[Items from a dataset]
--------------------------------------------------

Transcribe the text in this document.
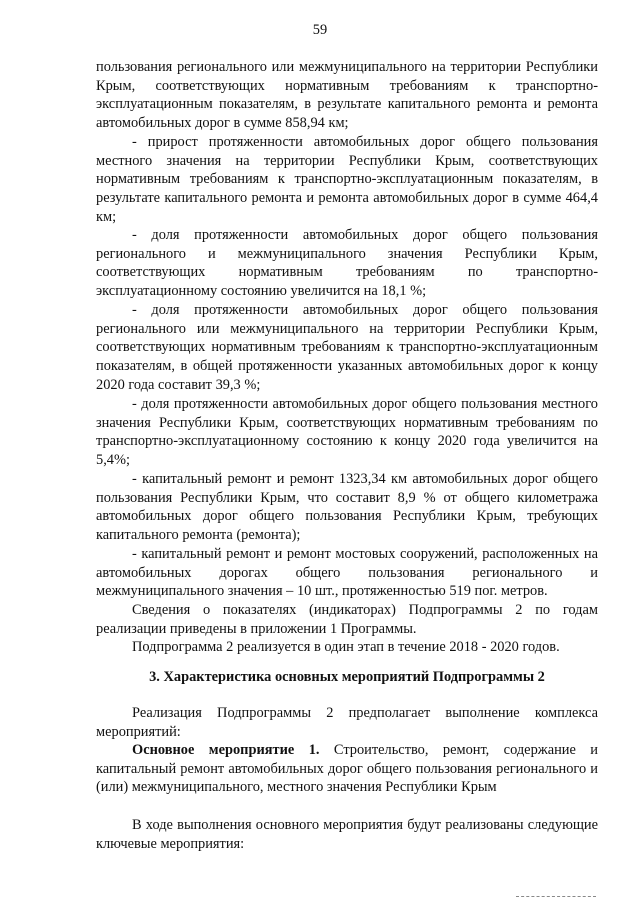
59

пользования регионального или межмуниципального на территории Республики Крым, соответствующих нормативным требованиям к транспортно-эксплуатационным показателям, в результате капитального ремонта и ремонта автомобильных дорог в сумме 858,94 км;

- прирост протяженности автомобильных дорог общего пользования местного значения на территории Республики Крым, соответствующих нормативным требованиям к транспортно-эксплуатационным показателям, в результате капитального ремонта и ремонта автомобильных дорог в сумме 464,4 км;

- доля протяженности автомобильных дорог общего пользования регионального и межмуниципального значения Республики Крым, соответствующих нормативным требованиям по транспортно-эксплуатационному состоянию увеличится на 18,1 %;

- доля протяженности автомобильных дорог общего пользования регионального или межмуниципального на территории Республики Крым, соответствующих нормативным требованиям к транспортно-эксплуатационным показателям, в общей протяженности указанных автомобильных дорог к концу 2020 года составит 39,3 %;

- доля протяженности автомобильных дорог общего пользования местного значения Республики Крым, соответствующих нормативным требованиям по транспортно-эксплуатационному состоянию к концу 2020 года увеличится на 5,4%;

- капитальный ремонт и ремонт 1323,34 км автомобильных дорог общего пользования Республики Крым, что составит 8,9 % от общего километража автомобильных дорог общего пользования Республики Крым, требующих капитального ремонта (ремонта);

- капитальный ремонт и ремонт мостовых сооружений, расположенных на автомобильных дорогах общего пользования регионального и межмуниципального значения – 10 шт., протяженностью 519 пог. метров.

Сведения о показателях (индикаторах) Подпрограммы 2 по годам реализации приведены в приложении 1 Программы.

Подпрограмма 2 реализуется в один этап в течение 2018 - 2020 годов.

3. Характеристика основных мероприятий Подпрограммы 2

Реализация Подпрограммы 2 предполагает выполнение комплекса мероприятий:

Основное мероприятие 1. Строительство, ремонт, содержание и капитальный ремонт автомобильных дорог общего пользования регионального и (или) межмуниципального, местного значения Республики Крым

В ходе выполнения основного мероприятия будут реализованы следующие ключевые мероприятия:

--------------------------------------------------

Exercise goal :: Copy every record above exactly as written, but leave out the pictures.

Written solution ::
Transcribe the text in this document.
59

пользования регионального или межмуниципального на территории Республики Крым, соответствующих нормативным требованиям к транспортно-эксплуатационным показателям, в результате капитального ремонта и ремонта автомобильных дорог в сумме 858,94 км;

- прирост протяженности автомобильных дорог общего пользования местного значения на территории Республики Крым, соответствующих нормативным требованиям к транспортно-эксплуатационным показателям, в результате капитального ремонта и ремонта автомобильных дорог в сумме 464,4 км;

- доля протяженности автомобильных дорог общего пользования регионального и межмуниципального значения Республики Крым, соответствующих нормативным требованиям по транспортно-эксплуатационному состоянию увеличится на 18,1 %;

- доля протяженности автомобильных дорог общего пользования регионального или межмуниципального на территории Республики Крым, соответствующих нормативным требованиям к транспортно-эксплуатационным показателям, в общей протяженности указанных автомобильных дорог к концу 2020 года составит 39,3 %;

- доля протяженности автомобильных дорог общего пользования местного значения Республики Крым, соответствующих нормативным требованиям по транспортно-эксплуатационному состоянию к концу 2020 года увеличится на 5,4%;

- капитальный ремонт и ремонт 1323,34 км автомобильных дорог общего пользования Республики Крым, что составит 8,9 % от общего километража автомобильных дорог общего пользования Республики Крым, требующих капитального ремонта (ремонта);

- капитальный ремонт и ремонт мостовых сооружений, расположенных на автомобильных дорогах общего пользования регионального и межмуниципального значения – 10 шт., протяженностью 519 пог. метров.

Сведения о показателях (индикаторах) Подпрограммы 2 по годам реализации приведены в приложении 1 Программы.

Подпрограмма 2 реализуется в один этап в течение 2018 - 2020 годов.

3. Характеристика основных мероприятий Подпрограммы 2

Реализация Подпрограммы 2 предполагает выполнение комплекса мероприятий:

Основное мероприятие 1. Строительство, ремонт, содержание и капитальный ремонт автомобильных дорог общего пользования регионального и (или) межмуниципального, местного значения Республики Крым

В ходе выполнения основного мероприятия будут реализованы следующие ключевые мероприятия:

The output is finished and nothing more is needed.